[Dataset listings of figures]

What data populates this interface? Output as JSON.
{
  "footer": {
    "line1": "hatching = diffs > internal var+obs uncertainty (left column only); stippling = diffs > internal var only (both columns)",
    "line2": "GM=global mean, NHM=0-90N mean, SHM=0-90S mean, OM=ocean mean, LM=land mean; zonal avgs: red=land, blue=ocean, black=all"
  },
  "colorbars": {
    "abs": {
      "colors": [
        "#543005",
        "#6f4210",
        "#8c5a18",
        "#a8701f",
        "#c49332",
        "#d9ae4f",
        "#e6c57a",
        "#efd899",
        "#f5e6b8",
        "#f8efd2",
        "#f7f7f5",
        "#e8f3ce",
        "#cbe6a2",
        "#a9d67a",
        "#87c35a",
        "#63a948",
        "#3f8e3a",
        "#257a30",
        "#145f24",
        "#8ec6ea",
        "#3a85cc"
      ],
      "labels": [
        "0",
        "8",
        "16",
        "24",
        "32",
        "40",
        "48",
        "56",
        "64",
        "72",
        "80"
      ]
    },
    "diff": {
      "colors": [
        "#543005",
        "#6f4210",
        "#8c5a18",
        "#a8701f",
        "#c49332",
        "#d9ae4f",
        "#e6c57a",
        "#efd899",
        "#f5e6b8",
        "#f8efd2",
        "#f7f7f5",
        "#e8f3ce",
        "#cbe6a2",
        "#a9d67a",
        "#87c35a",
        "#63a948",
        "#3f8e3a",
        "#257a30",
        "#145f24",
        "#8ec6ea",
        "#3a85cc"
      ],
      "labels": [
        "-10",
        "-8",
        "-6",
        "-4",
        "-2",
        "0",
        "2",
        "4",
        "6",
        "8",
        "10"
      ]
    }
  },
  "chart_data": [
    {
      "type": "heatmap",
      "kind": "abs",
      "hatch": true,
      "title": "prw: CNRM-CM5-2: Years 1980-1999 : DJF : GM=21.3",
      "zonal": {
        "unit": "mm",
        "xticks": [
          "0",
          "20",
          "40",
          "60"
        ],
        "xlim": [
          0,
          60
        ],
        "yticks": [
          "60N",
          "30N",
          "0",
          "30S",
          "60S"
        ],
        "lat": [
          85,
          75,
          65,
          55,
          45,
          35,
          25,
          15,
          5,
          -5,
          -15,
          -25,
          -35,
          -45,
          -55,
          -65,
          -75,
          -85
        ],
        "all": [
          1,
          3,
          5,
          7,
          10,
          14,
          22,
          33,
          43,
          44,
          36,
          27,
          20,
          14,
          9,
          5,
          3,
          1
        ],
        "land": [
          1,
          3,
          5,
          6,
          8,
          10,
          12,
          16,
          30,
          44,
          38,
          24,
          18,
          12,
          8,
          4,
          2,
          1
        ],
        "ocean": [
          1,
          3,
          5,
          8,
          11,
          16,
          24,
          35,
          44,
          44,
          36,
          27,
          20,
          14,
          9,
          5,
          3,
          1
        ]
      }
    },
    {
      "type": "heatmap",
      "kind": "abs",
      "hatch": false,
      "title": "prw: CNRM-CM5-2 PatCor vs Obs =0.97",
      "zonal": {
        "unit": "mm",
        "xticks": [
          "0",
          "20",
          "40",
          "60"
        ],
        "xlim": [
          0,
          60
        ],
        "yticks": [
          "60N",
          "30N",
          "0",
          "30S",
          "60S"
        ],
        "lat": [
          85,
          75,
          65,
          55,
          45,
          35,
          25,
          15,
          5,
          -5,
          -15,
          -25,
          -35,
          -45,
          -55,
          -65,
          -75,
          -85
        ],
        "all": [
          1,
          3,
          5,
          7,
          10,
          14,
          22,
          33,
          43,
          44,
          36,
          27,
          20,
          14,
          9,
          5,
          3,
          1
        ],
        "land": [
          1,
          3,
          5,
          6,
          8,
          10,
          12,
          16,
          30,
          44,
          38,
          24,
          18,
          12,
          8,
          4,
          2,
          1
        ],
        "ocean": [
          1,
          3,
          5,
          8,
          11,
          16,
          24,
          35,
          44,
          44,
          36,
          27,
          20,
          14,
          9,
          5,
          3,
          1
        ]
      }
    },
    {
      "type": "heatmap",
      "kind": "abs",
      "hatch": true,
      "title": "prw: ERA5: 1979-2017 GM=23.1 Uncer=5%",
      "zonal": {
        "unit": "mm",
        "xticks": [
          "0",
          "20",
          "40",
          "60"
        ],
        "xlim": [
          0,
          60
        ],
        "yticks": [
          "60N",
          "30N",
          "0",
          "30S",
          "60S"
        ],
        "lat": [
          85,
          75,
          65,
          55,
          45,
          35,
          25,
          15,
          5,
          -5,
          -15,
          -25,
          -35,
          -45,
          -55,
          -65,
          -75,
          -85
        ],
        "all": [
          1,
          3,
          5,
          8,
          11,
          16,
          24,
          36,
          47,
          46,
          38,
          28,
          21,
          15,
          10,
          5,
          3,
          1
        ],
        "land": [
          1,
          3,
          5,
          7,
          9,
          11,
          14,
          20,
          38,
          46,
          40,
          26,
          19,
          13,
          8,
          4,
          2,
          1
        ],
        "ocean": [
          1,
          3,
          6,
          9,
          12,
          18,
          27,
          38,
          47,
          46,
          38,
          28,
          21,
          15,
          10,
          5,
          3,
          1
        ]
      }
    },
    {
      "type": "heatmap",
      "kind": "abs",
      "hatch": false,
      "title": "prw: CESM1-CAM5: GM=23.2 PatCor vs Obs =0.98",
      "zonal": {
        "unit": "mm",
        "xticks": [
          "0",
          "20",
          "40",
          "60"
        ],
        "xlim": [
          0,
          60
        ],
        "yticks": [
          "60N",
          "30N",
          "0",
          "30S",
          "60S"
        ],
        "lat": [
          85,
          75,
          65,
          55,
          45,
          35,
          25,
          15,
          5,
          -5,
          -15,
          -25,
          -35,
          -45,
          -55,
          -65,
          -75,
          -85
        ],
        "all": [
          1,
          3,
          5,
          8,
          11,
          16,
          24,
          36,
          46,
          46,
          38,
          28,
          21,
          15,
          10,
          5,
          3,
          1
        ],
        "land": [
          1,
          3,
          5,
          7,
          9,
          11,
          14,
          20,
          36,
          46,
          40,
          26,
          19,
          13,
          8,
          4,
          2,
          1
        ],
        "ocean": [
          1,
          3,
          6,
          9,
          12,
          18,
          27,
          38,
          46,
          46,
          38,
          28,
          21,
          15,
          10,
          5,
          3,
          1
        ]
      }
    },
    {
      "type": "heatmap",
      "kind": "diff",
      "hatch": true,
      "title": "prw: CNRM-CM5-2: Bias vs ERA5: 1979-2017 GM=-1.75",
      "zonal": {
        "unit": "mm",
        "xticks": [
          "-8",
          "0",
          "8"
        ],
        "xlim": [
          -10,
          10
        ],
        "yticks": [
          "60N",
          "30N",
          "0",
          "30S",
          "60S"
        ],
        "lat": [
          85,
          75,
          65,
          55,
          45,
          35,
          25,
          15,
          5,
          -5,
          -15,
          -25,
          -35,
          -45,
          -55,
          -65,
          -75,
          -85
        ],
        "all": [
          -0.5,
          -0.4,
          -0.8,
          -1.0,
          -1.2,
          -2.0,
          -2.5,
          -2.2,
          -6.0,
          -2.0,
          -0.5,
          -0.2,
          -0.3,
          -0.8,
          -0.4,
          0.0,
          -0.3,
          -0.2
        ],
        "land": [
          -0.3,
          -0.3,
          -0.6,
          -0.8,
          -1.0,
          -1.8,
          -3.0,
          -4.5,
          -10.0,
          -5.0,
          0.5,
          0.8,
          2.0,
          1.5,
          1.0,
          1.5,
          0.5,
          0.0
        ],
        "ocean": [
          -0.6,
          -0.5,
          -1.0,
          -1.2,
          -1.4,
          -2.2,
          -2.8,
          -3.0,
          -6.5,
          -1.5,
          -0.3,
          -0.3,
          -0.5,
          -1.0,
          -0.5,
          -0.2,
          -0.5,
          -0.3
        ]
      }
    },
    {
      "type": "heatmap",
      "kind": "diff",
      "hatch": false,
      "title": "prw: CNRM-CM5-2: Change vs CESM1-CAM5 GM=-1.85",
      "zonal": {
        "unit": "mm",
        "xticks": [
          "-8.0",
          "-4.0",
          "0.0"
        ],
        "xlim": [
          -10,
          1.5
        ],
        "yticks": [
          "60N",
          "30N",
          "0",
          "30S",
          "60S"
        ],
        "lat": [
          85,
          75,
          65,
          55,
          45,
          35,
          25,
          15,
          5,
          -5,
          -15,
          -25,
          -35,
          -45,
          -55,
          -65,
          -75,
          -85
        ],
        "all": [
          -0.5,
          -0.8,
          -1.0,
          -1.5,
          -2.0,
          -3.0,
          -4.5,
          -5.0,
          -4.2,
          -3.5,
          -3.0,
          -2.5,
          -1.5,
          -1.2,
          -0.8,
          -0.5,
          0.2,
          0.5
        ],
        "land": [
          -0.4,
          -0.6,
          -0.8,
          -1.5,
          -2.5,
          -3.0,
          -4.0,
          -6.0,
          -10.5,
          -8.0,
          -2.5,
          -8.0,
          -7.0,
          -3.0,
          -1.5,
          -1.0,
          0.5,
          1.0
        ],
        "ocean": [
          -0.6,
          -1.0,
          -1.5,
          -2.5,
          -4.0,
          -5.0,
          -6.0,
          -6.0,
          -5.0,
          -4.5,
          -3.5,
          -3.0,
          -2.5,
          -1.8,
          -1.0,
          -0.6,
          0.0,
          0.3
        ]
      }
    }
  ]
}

TASK: Report each line in the data that holds the word "PatCor".

OUTPUT FOR THIS EXERCISE:
      "title": "prw: CNRM-CM5-2 PatCor vs Obs =0.97",
      "title": "prw: CESM1-CAM5: GM=23.2 PatCor vs Obs =0.98",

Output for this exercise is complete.